Exercise objective: Copy the data that follows, character for character, minus the pictures.

----

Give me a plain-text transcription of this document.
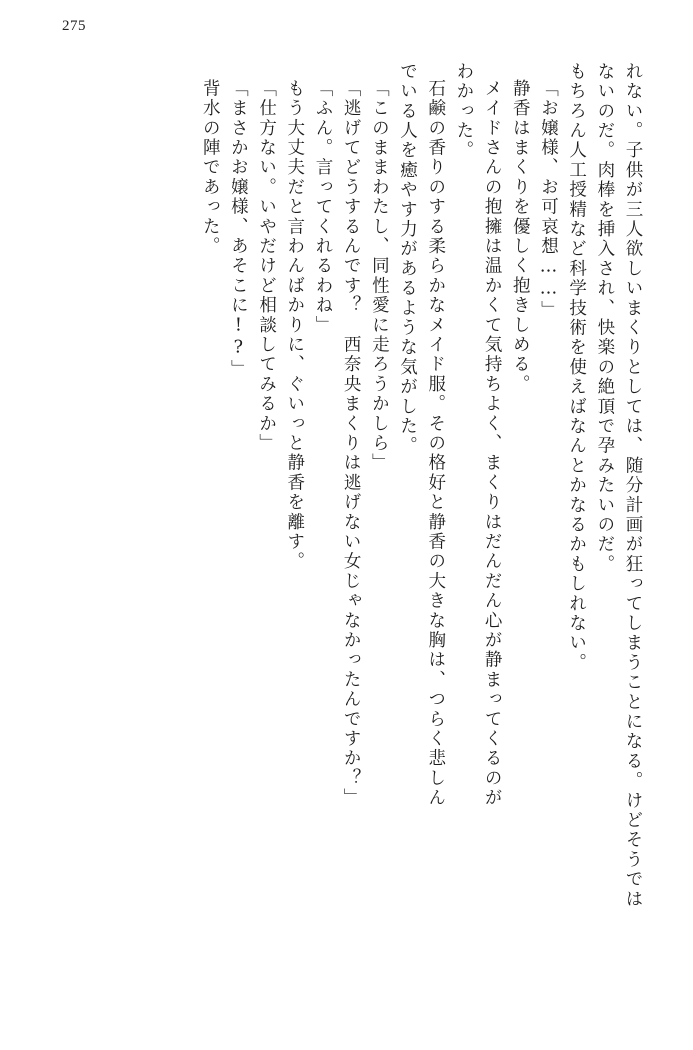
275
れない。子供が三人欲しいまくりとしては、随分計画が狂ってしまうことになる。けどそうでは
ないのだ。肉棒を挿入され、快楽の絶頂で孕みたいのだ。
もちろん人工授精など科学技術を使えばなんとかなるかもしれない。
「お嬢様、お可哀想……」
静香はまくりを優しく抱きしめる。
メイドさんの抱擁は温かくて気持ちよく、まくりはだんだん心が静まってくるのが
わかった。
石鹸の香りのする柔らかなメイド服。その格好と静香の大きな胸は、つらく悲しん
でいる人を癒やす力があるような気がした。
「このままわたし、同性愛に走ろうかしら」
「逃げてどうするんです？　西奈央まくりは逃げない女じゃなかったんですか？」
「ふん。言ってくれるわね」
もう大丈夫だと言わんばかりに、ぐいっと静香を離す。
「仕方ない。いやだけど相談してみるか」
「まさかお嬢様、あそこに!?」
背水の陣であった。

----

Output of the task:
Give me a plain-text transcription of this document.
275
れない。子供が三人欲しいまくりとしては、随分計画が狂ってしまうことになる。けどそうでは
ないのだ。肉棒を挿入され、快楽の絶頂で孕みたいのだ。
もちろん人工授精など科学技術を使えばなんとかなるかもしれない。
「お嬢様、お可哀想……」
静香はまくりを優しく抱きしめる。
メイドさんの抱擁は温かくて気持ちよく、まくりはだんだん心が静まってくるのが
わかった。
石鹸の香りのする柔らかなメイド服。その格好と静香の大きな胸は、つらく悲しん
でいる人を癒やす力があるような気がした。
「このままわたし、同性愛に走ろうかしら」
「逃げてどうするんです？　西奈央まくりは逃げない女じゃなかったんですか？」
「ふん。言ってくれるわね」
もう大丈夫だと言わんばかりに、ぐいっと静香を離す。
「仕方ない。いやだけど相談してみるか」
「まさかお嬢様、あそこに!?」
背水の陣であった。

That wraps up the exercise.